## INSTRUCTION:
From the entries below, copy every line where the string "安全生产勿侥幸" appears.

○ ○ ○ ○

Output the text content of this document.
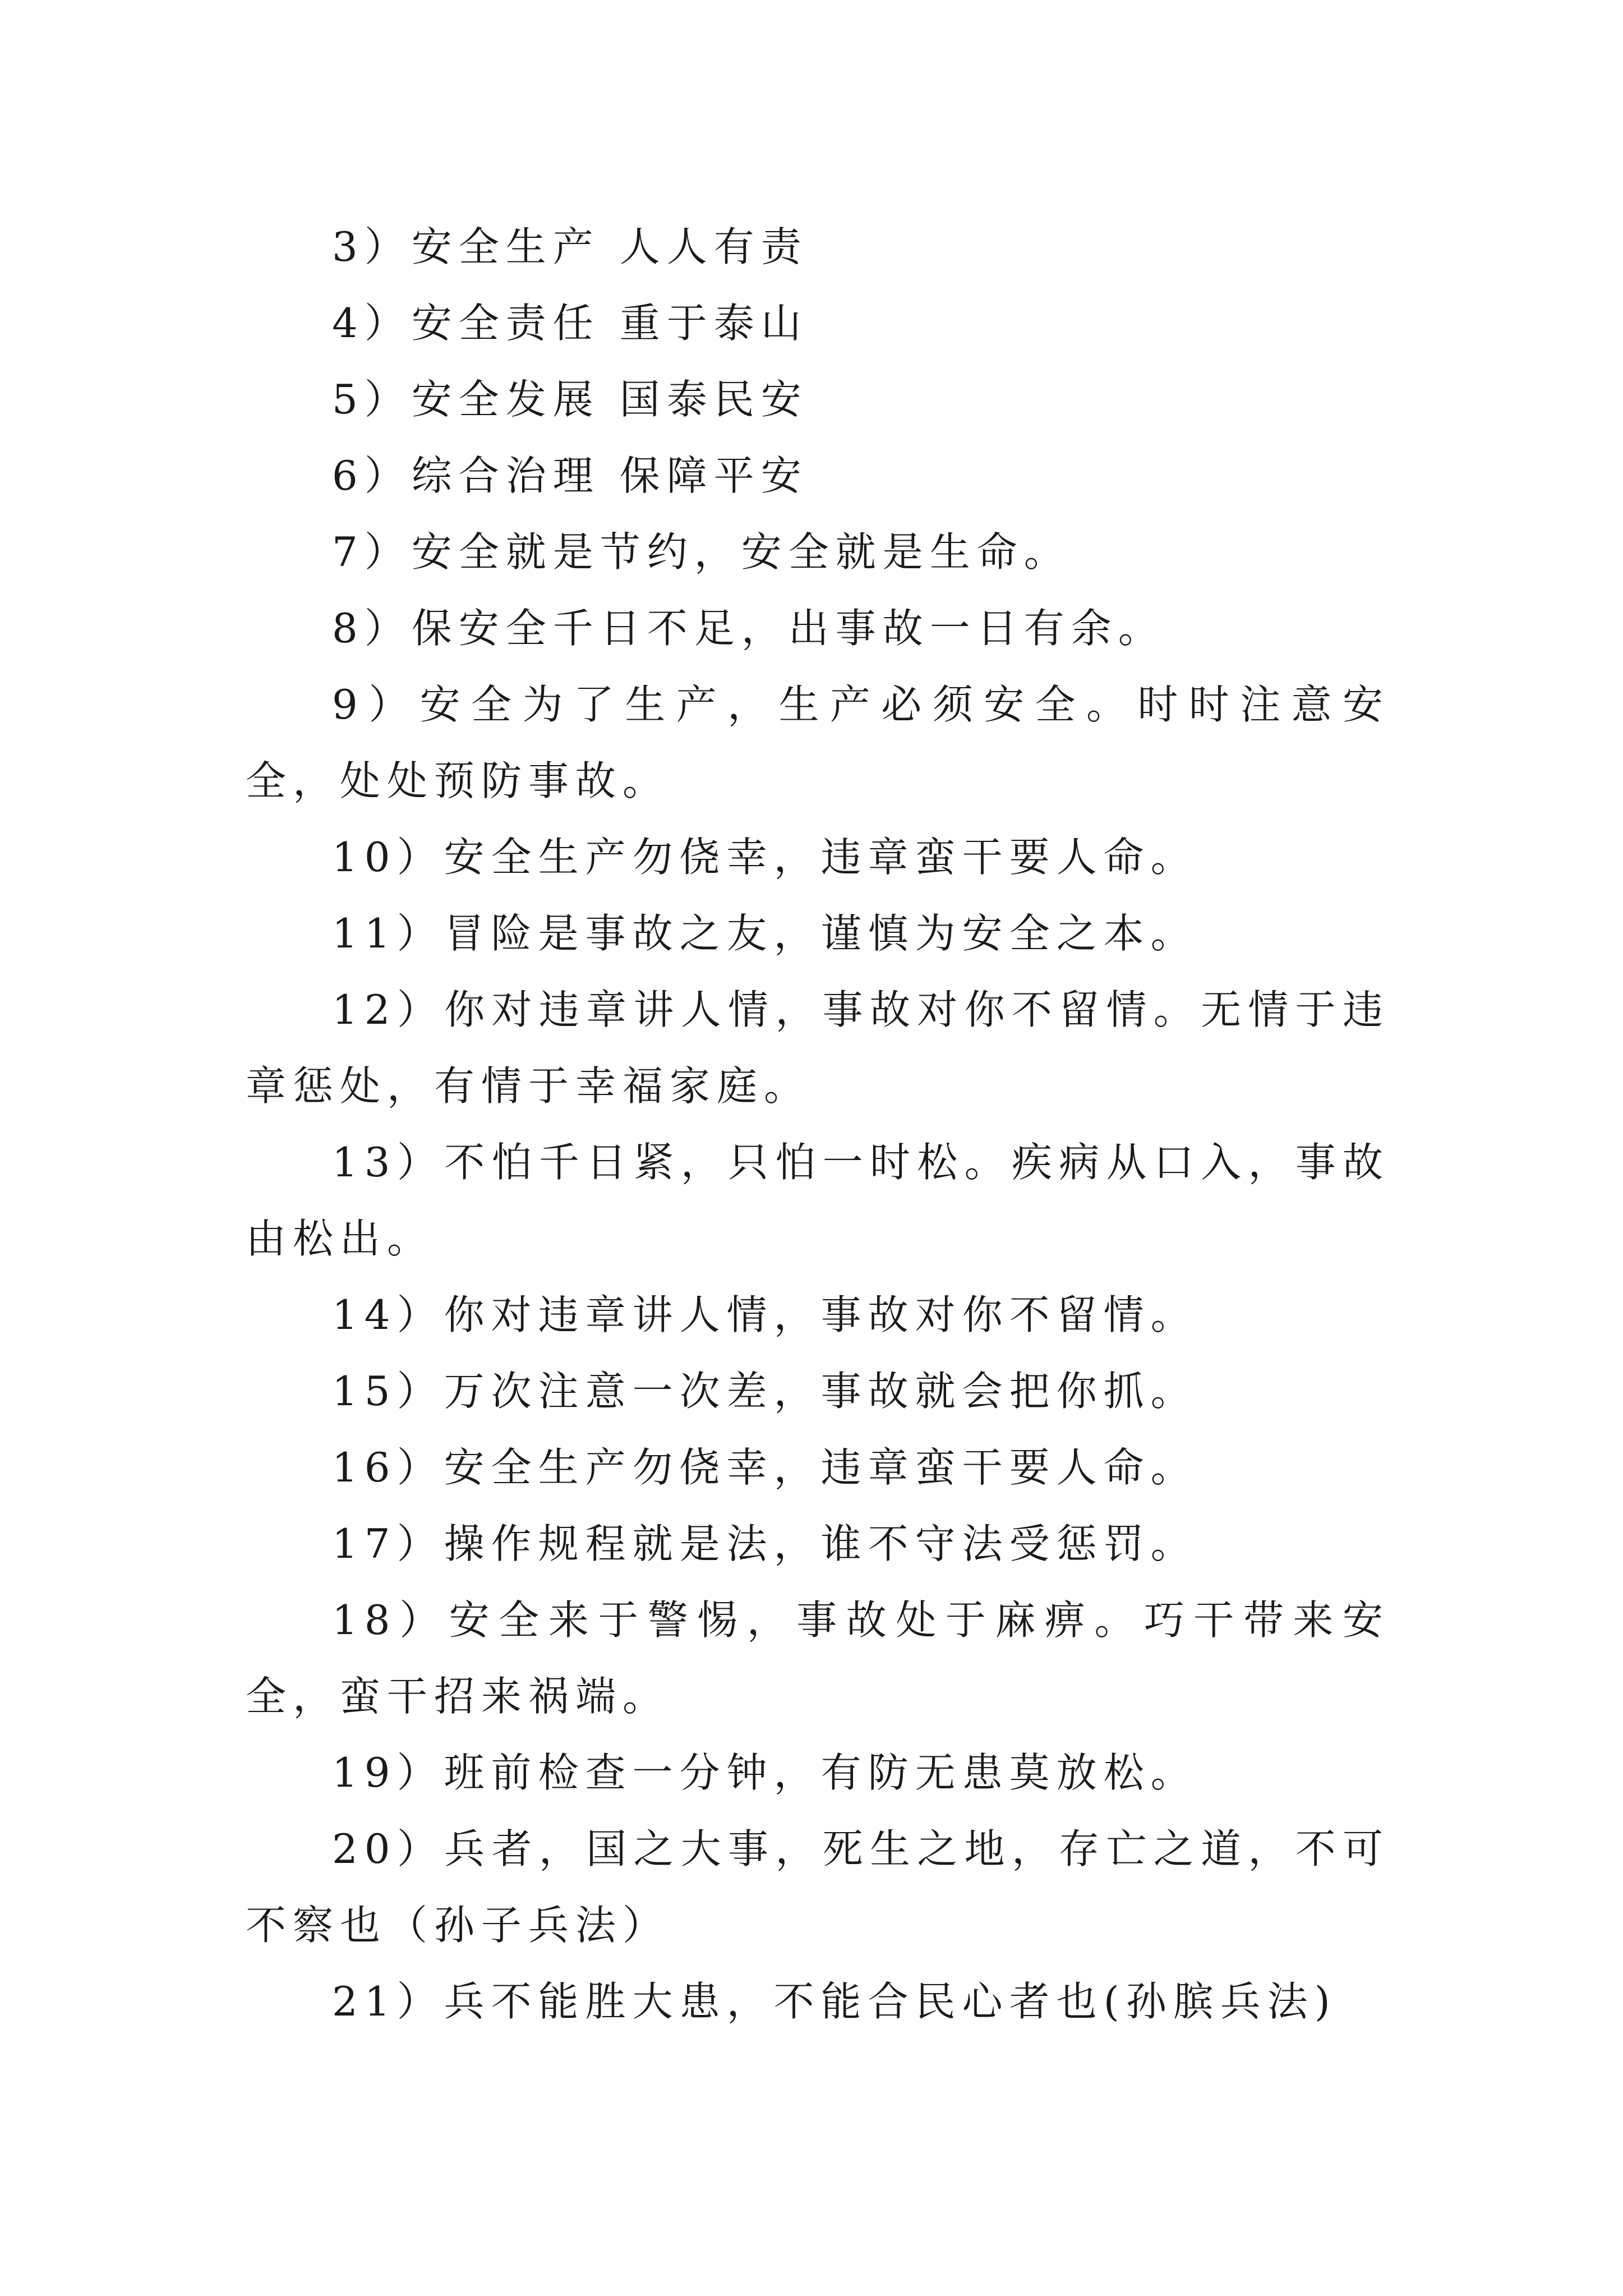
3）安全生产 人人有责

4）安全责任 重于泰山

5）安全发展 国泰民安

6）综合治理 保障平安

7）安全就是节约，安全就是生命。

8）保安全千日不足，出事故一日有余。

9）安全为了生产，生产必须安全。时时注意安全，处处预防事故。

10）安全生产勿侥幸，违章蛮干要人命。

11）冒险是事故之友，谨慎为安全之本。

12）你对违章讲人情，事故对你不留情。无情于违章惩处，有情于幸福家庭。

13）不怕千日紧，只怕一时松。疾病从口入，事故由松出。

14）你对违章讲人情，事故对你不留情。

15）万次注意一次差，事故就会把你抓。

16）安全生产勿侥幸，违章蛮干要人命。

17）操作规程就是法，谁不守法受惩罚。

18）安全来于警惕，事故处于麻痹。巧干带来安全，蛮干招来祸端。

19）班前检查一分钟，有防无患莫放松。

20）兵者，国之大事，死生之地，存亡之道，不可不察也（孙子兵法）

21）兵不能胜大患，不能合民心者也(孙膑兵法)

○ ○ ○ ○

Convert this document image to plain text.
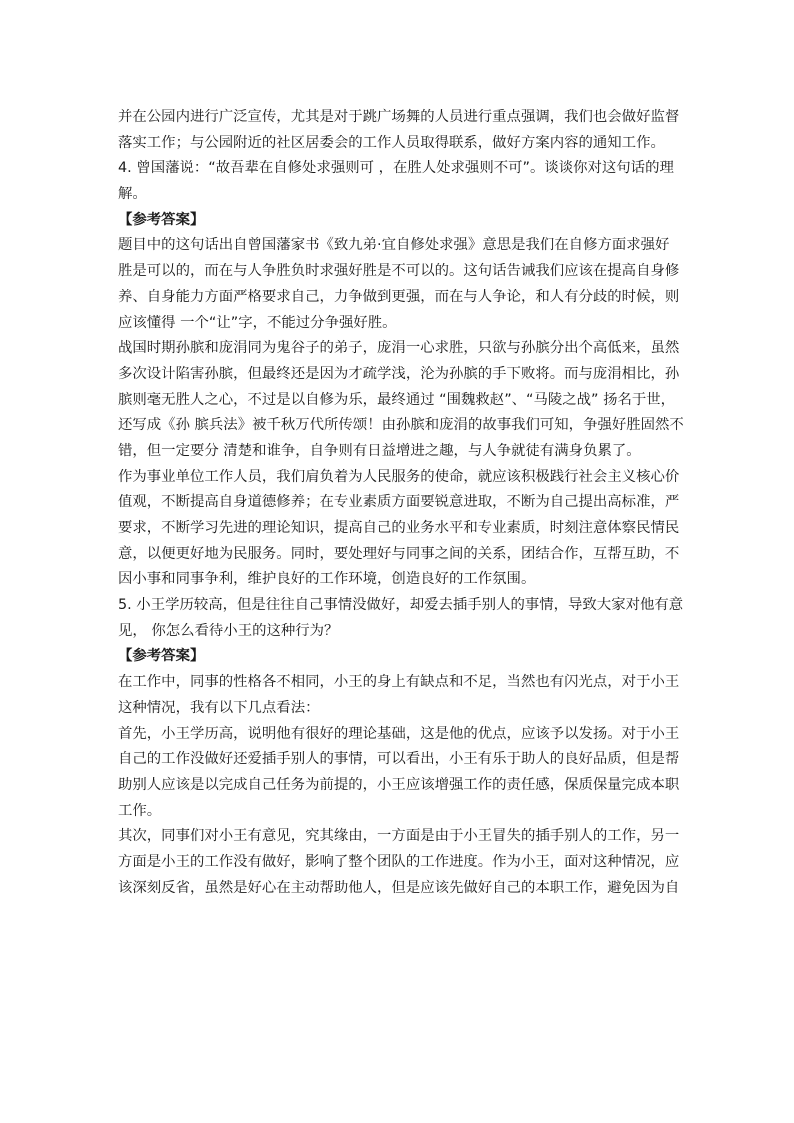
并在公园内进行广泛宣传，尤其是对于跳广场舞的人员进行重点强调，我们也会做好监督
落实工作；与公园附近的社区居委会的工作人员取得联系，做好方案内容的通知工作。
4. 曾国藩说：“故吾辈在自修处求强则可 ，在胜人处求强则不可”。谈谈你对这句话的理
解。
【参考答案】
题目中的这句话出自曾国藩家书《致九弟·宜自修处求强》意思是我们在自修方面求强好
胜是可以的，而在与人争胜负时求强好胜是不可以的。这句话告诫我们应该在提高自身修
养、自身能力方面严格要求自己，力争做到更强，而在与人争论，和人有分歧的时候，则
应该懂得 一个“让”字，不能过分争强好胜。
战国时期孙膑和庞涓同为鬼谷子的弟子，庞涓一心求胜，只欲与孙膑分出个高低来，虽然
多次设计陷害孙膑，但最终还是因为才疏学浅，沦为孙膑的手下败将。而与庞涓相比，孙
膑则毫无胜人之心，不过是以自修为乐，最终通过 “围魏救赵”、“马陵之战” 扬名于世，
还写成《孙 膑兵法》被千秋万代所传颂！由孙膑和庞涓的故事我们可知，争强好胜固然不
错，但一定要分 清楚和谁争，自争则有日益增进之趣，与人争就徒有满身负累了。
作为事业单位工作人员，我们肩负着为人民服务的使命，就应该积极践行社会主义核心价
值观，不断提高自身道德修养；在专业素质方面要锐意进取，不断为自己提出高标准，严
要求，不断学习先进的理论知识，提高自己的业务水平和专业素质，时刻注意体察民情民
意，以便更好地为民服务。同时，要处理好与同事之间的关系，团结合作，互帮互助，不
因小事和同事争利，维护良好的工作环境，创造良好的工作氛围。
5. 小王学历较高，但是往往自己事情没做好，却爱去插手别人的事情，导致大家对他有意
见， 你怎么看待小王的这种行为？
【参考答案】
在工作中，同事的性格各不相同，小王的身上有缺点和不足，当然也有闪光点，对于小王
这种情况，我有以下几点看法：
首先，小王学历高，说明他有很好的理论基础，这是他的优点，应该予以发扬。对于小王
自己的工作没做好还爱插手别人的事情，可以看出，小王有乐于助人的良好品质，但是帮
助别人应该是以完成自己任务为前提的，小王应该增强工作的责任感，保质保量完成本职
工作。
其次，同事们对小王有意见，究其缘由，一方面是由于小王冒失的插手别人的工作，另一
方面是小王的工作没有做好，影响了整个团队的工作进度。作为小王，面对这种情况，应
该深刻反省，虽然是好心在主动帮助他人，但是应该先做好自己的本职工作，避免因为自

○ ○ ○ ○

## FINAL RESULT:
10）安全生产勿侥幸，违章蛮干要人命。
16）安全生产勿侥幸，违章蛮干要人命。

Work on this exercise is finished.